→ Source extract:
_ _ _ _
This shame is part of every anxiety attack I have. The thought of "not showing them" or myself bruises my soul. I guess the thought of being inadequate?? Not sure. But yeah, that ride on the 2 train can hurt, especially after 96th Street.

thephoenixnyc (Replying to: Mika)

True story.

About 7 years ago, when I was living on 96th Street, I took an uptown 3 train to 96, and as the door opened, an African American man, looking to be about 60, white beard, casual clothes, boomed this out:

"Okay, 96th Street, white people off the train, brown people, enjoy your ride home."

I was flabbergasted. He just out and out said wht we regular 2-3 riders saw everyday.

Jonathan (Replying to: thephoenixnyc)

Ha! I've heard this on the Lex line, at 86th.

And to your above post, I know that shame. I would like to add the shame of having too much hair in too many places. Heh.

Then there's the shame of living on a drug block in a blighted neighborhood, where once-good (white) friends are scared to come visit. The shame in the awkward moment of silence when you tell someone vaguely where you live, and you have to correct them when they guess at a neighborhood you couldn't possibly afford. That immediate attempt to rescue themselves with a "oh... well I've heard that things are really getting better there."

It all adds up to, "is this all there is?"

caleb (Replying to: Jonathan)

Beautiful post. Shame and guilt are languages we all understand to some degree. I think it's our most human struggle, as Sturgeon would say. Heh I've heard that on the 7 train as well. Once you get past Queensboro Plaza, it's all Latino and Chinese folk, a couple Indians and Arabs. Some drunk white dude who was getting off there went "and all white people off here" and stepped off, laughing his ass off.

I recently went out with a beautiful black woman in NYC but she refused to entertain the thought of taking the PATH to Newark, where I work. She asked me if things were as bad as they make it out to be. I think, in her case, or perhaps mine, it gets tiring to be on the defensive and avoidance is easier than confrontation.

myalexandria (Replying to: thephoenixnyc)

I live up in the Bronx, at Kingsbridge Rd on the D, and except for the occasional Fordham University student, or if there's a ballgame, I'm generally the last white person on the train after 145th St in Harlem. I met a guy at a wedding last year who had also lived in the Bronx and we were talking about it--he said that once he fell asleep on the train and a woman woke him up at Yankee Stadium to tell him it was "his stop". She wasn't making fun of him--she quite reasonably figured that he *must* be going to the game.

Great piece, the connection between shame and weight loss has been something that I find so fascinating. As I approached my 39th birthday, I had packed on about 40 pounds in a few short years. I knew it, but it didn't hit me until my cousin blurted out how big I got after not having seen him for some months.
_ _ _ _
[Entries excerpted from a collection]
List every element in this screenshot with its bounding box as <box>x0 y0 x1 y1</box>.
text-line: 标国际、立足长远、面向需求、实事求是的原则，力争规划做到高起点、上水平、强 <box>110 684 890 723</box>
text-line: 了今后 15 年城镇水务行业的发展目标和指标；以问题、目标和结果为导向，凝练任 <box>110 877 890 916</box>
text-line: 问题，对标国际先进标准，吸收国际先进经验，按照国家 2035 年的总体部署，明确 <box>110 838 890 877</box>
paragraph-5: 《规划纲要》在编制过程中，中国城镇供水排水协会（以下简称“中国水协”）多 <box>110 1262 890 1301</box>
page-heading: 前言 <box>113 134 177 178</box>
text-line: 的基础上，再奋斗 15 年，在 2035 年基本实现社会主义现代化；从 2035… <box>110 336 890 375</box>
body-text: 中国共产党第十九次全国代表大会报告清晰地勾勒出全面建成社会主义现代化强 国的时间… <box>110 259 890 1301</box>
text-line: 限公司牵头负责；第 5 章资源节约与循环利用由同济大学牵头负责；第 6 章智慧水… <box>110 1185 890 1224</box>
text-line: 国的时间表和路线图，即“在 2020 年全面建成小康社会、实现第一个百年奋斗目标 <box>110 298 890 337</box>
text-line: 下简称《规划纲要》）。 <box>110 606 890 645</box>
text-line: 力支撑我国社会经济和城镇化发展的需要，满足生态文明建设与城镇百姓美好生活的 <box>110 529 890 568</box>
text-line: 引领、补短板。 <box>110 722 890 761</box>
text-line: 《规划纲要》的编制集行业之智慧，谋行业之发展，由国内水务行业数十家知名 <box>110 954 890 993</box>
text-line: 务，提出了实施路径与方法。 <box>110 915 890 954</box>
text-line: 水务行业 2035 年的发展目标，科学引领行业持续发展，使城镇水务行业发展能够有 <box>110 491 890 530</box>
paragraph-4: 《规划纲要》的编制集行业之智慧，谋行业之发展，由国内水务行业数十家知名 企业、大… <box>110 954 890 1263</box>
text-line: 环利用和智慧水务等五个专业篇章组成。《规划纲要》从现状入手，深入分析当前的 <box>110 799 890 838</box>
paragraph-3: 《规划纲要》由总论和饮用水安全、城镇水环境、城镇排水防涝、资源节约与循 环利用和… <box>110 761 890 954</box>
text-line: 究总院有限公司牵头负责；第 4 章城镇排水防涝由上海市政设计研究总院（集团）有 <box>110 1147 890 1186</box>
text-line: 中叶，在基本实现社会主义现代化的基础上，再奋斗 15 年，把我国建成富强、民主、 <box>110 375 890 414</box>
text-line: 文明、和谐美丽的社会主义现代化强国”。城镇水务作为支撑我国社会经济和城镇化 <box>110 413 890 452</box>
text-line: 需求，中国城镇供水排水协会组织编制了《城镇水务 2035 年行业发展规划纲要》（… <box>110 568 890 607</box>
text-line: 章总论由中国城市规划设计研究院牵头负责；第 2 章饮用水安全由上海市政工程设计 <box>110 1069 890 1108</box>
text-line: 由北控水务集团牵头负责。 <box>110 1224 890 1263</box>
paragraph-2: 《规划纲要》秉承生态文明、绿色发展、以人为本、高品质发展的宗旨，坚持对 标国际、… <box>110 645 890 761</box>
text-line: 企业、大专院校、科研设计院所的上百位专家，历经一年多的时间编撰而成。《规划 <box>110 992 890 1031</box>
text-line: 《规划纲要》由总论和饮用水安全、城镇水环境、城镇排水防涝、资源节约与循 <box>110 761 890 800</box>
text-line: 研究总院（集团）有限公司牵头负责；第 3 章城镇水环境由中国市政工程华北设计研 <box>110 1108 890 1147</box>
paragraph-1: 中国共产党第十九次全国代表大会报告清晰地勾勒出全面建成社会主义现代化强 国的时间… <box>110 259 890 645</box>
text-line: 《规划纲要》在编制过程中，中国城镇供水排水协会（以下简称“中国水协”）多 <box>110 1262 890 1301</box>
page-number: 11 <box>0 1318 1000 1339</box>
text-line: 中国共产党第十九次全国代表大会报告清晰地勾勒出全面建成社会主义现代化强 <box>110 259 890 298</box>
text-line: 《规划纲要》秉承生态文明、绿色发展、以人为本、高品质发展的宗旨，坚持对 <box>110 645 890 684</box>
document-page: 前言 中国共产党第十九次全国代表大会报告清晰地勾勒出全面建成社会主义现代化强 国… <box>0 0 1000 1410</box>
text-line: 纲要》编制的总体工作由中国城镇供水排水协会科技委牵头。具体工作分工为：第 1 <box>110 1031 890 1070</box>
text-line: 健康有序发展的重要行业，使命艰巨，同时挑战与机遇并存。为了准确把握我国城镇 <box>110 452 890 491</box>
_ _ _ _
→ Set problem 1:
Answer these questions about the thread:
(a) At which street did the man on the uptown 3 train make his announcement?
(b) At which stop on the D does the commenter myalexandria live?
(c) In which city does caleb work?
→ Set problem 2: In the entries, replace "城镇水务" with "城市水务" in every line from the first one up to and including the line with "text-line: 环利用和智慧水务等五个专业篇章组成。《规划纲要》从现状入手，深入分析当前的 <box>110". Give only those lines, with everything else left the same.
The thread and the entries have no connection to each other.

→ Correct response 1:
(a) 96th Street
(b) Kingsbridge Rd
(c) Newark

→ Correct response 2:
List every element in this screenshot with its bounding box as <box>x0 y0 x1 y1</box>.
text-line: 标国际、立足长远、面向需求、实事求是的原则，力争规划做到高起点、上水平、强 <box>110 684 890 723</box>
text-line: 了今后 15 年城市水务行业的发展目标和指标；以问题、目标和结果为导向，凝练任 <box>110 877 890 916</box>
text-line: 问题，对标国际先进标准，吸收国际先进经验，按照国家 2035 年的总体部署，明确 <box>110 838 890 877</box>
paragraph-5: 《规划纲要》在编制过程中，中国城镇供水排水协会（以下简称“中国水协”）多 <box>110 1262 890 1301</box>
page-heading: 前言 <box>113 134 177 178</box>
text-line: 的基础上，再奋斗 15 年，在 2035 年基本实现社会主义现代化；从 2035… <box>110 336 890 375</box>
body-text: 中国共产党第十九次全国代表大会报告清晰地勾勒出全面建成社会主义现代化强 国的时间… <box>110 259 890 1301</box>
text-line: 限公司牵头负责；第 5 章资源节约与循环利用由同济大学牵头负责；第 6 章智慧水… <box>110 1185 890 1224</box>
text-line: 国的时间表和路线图，即“在 2020 年全面建成小康社会、实现第一个百年奋斗目标 <box>110 298 890 337</box>
text-line: 下简称《规划纲要》）。 <box>110 606 890 645</box>
text-line: 力支撑我国社会经济和城镇化发展的需要，满足生态文明建设与城镇百姓美好生活的 <box>110 529 890 568</box>
text-line: 引领、补短板。 <box>110 722 890 761</box>
text-line: 《规划纲要》的编制集行业之智慧，谋行业之发展，由国内水务行业数十家知名 <box>110 954 890 993</box>
text-line: 务，提出了实施路径与方法。 <box>110 915 890 954</box>
text-line: 水务行业 2035 年的发展目标，科学引领行业持续发展，使城市水务行业发展能够有 <box>110 491 890 530</box>
paragraph-4: 《规划纲要》的编制集行业之智慧，谋行业之发展，由国内水务行业数十家知名 企业、大… <box>110 954 890 1263</box>
text-line: 环利用和智慧水务等五个专业篇章组成。《规划纲要》从现状入手，深入分析当前的 <box>110 799 890 838</box>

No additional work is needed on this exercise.